[Entries with figure data]
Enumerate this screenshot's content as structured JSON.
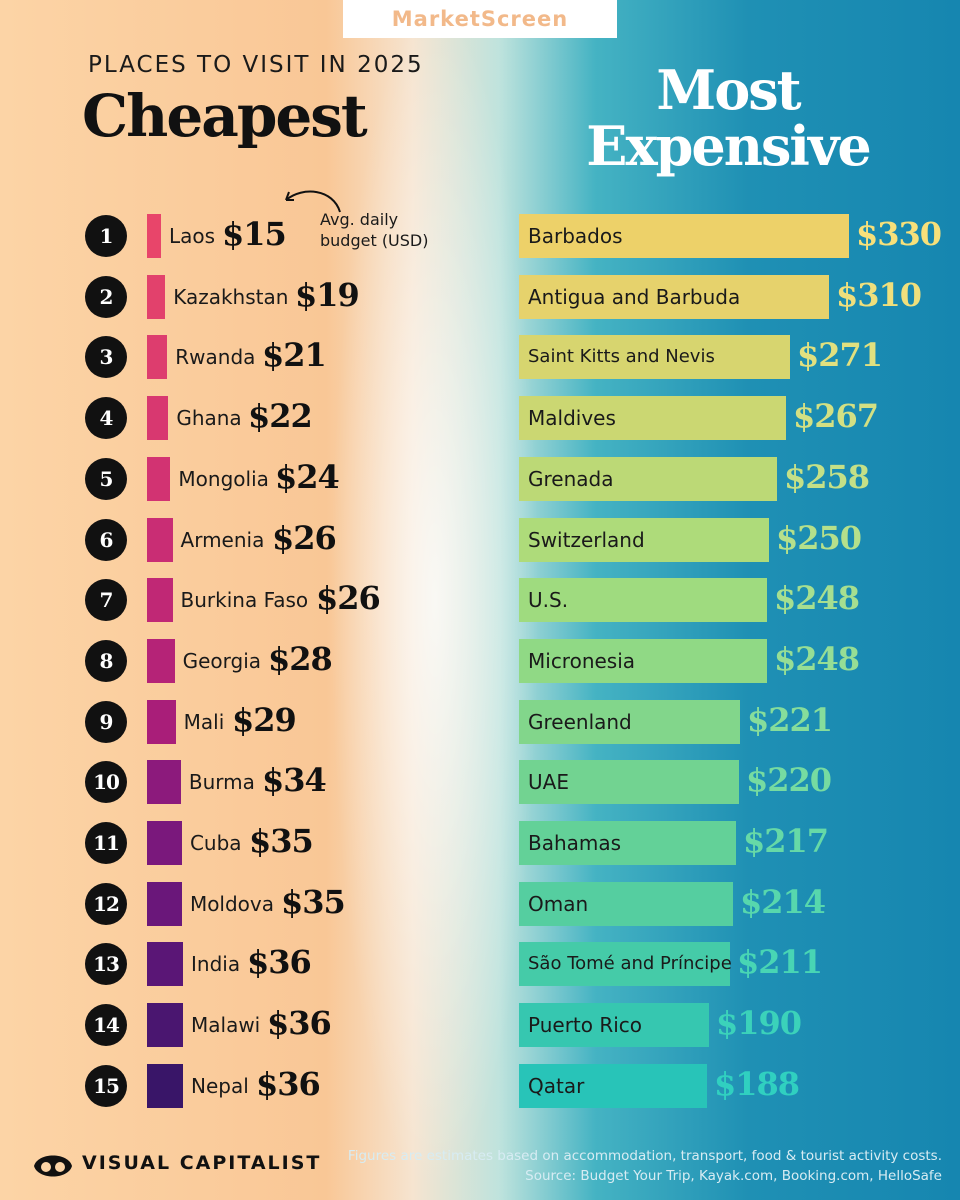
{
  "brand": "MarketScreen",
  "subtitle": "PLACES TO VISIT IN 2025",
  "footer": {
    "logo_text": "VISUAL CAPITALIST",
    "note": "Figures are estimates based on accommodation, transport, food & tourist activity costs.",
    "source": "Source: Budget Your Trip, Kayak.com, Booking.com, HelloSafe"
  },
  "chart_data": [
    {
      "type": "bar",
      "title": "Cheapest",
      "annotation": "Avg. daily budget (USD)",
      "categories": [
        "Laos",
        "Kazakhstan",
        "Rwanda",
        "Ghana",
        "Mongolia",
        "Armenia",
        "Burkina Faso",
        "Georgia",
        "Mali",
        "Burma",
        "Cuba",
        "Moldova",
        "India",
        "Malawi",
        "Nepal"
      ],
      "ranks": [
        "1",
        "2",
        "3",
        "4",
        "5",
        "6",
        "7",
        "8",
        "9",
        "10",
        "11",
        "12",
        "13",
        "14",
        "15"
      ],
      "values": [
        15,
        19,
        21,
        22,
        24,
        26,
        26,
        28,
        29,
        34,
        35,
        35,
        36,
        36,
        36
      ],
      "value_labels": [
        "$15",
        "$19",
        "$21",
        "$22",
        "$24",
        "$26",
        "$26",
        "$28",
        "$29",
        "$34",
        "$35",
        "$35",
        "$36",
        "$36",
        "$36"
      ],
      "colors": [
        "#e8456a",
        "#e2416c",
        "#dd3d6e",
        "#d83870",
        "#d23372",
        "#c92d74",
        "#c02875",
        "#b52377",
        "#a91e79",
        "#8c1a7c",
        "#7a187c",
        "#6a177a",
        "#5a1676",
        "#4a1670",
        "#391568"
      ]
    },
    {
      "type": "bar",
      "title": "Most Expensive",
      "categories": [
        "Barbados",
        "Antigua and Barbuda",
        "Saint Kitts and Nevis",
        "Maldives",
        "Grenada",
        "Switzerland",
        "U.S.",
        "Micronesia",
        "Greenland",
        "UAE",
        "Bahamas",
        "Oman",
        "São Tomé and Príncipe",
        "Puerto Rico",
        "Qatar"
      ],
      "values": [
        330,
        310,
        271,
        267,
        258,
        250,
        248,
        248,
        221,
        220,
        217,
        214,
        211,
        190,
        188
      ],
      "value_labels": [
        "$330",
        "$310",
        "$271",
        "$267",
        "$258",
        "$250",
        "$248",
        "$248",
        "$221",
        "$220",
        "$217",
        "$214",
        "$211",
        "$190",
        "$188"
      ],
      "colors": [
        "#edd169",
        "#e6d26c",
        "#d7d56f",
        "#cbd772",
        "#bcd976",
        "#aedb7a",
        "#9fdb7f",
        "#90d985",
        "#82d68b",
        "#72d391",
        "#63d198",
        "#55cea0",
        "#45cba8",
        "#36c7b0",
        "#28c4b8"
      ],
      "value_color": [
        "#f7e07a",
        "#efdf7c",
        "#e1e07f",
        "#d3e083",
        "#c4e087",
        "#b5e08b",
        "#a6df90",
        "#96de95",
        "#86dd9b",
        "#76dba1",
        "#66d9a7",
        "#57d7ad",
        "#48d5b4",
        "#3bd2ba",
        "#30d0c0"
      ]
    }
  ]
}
* * *
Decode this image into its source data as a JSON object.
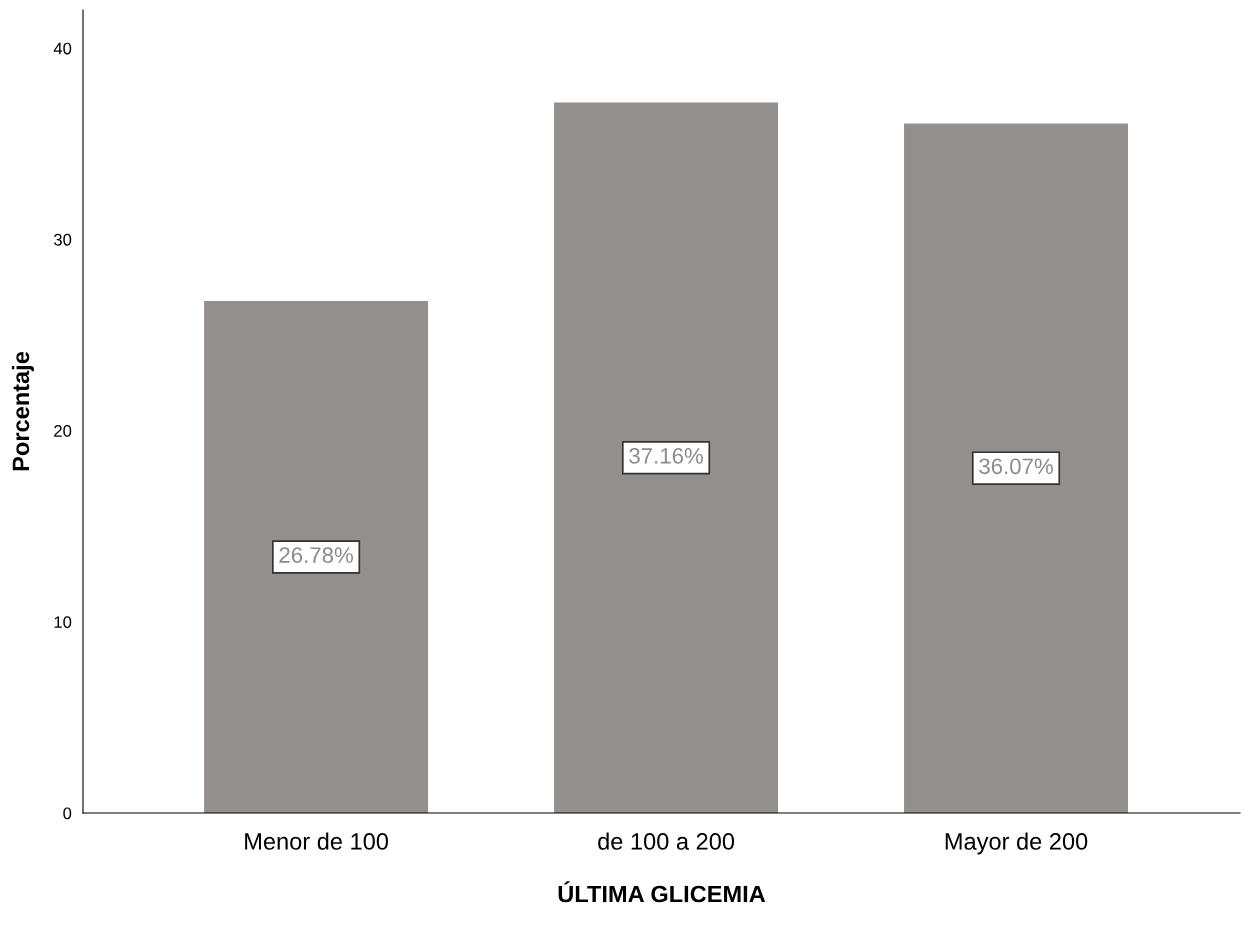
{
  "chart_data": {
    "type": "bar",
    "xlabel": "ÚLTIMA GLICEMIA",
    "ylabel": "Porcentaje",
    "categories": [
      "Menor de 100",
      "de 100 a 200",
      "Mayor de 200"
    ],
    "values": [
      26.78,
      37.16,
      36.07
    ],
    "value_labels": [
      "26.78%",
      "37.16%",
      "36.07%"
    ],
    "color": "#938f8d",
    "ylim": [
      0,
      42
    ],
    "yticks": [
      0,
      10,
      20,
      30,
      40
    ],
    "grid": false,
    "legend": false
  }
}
...
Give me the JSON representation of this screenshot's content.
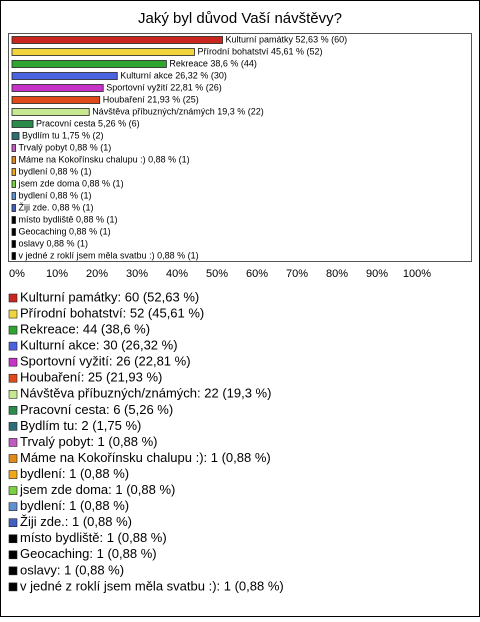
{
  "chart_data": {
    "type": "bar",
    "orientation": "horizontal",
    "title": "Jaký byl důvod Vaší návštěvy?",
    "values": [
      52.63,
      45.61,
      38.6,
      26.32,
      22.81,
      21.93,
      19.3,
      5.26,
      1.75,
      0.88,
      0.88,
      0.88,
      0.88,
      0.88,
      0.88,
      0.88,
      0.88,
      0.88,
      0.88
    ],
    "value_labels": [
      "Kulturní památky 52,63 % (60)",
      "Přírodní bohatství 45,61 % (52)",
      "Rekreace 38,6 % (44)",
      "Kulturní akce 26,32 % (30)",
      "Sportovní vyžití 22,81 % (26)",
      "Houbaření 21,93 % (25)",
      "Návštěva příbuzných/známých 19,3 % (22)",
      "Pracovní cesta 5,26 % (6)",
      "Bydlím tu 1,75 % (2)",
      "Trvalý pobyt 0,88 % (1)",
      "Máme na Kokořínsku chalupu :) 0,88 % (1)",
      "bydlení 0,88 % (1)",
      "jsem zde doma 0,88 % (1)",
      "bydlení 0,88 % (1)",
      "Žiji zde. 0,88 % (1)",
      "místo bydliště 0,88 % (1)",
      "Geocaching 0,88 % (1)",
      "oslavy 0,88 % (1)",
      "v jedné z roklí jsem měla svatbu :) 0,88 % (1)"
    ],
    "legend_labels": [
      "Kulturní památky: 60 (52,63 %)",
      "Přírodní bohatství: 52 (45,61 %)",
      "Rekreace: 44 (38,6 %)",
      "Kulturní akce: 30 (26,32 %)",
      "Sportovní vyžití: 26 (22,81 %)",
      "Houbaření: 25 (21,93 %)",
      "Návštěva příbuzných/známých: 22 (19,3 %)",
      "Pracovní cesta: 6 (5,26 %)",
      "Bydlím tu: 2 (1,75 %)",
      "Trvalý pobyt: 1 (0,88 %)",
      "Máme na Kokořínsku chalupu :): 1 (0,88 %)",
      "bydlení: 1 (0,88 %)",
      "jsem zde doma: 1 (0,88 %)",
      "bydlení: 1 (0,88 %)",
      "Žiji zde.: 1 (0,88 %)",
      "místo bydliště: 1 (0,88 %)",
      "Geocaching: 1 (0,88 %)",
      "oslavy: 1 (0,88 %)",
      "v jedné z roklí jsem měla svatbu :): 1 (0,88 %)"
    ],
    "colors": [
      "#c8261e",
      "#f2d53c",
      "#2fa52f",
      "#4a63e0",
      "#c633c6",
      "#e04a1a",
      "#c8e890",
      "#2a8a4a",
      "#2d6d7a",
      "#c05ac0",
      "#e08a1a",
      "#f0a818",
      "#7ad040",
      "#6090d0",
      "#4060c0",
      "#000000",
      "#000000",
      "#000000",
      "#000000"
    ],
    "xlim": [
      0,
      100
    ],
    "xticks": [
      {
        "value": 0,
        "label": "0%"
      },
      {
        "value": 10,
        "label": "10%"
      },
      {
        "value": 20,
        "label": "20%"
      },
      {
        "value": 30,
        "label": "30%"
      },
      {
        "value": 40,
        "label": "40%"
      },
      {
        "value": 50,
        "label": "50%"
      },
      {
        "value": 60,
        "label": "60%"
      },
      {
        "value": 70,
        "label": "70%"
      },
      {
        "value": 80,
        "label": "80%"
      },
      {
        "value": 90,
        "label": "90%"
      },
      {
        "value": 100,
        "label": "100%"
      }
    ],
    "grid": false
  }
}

**Aim:**
Return every line in the listing that contains the word "roklí".

**Exercise response:**
      "v jedné z roklí jsem měla svatbu :) 0,88 % (1)"
      "v jedné z roklí jsem měla svatbu :): 1 (0,88 %)"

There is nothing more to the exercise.